- Written task -
Begin with the line that contains "What does this" and transcribe each line after it, up to and including the last line of the listing below.

* Begin Recorded information *

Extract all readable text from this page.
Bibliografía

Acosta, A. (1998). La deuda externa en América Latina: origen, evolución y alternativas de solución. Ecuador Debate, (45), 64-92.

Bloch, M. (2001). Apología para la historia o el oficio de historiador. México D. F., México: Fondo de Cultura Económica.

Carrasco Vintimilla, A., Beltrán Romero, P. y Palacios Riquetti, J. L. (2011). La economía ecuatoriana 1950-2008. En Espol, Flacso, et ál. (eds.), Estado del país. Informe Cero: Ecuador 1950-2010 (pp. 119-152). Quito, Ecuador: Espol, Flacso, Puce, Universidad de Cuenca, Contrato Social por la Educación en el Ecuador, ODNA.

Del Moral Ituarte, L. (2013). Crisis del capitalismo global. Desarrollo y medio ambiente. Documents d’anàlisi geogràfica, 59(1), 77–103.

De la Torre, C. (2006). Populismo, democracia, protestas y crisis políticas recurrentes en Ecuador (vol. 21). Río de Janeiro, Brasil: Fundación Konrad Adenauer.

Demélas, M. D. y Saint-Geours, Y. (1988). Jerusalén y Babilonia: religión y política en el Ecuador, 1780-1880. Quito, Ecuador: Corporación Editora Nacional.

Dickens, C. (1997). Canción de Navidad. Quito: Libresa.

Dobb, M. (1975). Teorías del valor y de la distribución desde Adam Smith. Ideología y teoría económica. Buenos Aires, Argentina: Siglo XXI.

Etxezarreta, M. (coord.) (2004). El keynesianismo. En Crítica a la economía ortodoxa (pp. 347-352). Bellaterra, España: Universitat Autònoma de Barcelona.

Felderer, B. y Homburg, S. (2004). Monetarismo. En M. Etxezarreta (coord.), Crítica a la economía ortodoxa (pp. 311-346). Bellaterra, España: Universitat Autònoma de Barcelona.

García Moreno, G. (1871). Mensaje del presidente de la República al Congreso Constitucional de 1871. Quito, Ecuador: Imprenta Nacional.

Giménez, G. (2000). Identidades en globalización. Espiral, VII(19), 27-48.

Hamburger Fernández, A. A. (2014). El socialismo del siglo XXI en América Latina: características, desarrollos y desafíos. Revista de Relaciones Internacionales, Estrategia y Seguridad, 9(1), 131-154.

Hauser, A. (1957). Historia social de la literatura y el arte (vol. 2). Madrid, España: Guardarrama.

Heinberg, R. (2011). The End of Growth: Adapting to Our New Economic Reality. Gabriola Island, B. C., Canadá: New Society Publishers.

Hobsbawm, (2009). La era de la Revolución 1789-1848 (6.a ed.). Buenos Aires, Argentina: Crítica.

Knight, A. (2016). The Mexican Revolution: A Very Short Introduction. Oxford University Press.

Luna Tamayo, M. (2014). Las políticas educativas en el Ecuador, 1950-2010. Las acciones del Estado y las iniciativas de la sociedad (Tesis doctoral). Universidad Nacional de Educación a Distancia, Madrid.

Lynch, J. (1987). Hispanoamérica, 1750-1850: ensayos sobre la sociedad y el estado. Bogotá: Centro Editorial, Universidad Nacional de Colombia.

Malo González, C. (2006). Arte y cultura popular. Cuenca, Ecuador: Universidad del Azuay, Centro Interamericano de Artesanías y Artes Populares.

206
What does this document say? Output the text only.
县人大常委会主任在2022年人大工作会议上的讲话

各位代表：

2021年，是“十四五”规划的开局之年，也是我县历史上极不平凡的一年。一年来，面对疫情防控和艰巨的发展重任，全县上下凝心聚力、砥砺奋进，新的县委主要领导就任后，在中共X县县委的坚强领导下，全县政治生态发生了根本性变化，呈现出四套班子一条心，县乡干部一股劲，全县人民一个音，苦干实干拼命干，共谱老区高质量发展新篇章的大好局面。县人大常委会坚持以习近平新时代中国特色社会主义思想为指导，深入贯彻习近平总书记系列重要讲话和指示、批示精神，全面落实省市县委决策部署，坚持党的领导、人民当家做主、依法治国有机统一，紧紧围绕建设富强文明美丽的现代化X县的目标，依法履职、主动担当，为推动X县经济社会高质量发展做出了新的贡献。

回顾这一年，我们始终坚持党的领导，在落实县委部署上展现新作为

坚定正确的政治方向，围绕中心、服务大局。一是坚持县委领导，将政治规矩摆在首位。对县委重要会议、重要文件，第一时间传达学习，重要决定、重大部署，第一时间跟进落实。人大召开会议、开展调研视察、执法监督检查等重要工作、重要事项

* End Recorded information *

- Solution to this exercise -
What does this document say? Output the text only.
县人大常委会主任在2022年人大工作会议上的讲话

各位代表：

2021年，是“十四五”规划的开局之年，也是我县历史上极不平凡的一年。一年来，面对疫情防控和艰巨的发展重任，全县上下凝心聚力、砥砺奋进，新的县委主要领导就任后，在中共X县县委的坚强领导下，全县政治生态发生了根本性变化，呈现出四套班子一条心，县乡干部一股劲，全县人民一个音，苦干实干拼命干，共谱老区高质量发展新篇章的大好局面。县人大常委会坚持以习近平新时代中国特色社会主义思想为指导，深入贯彻习近平总书记系列重要讲话和指示、批示精神，全面落实省市县委决策部署，坚持党的领导、人民当家做主、依法治国有机统一，紧紧围绕建设富强文明美丽的现代化X县的目标，依法履职、主动担当，为推动X县经济社会高质量发展做出了新的贡献。

回顾这一年，我们始终坚持党的领导，在落实县委部署上展现新作为

坚定正确的政治方向，围绕中心、服务大局。一是坚持县委领导，将政治规矩摆在首位。对县委重要会议、重要文件，第一时间传达学习，重要决定、重大部署，第一时间跟进落实。人大召开会议、开展调研视察、执法监督检查等重要工作、重要事项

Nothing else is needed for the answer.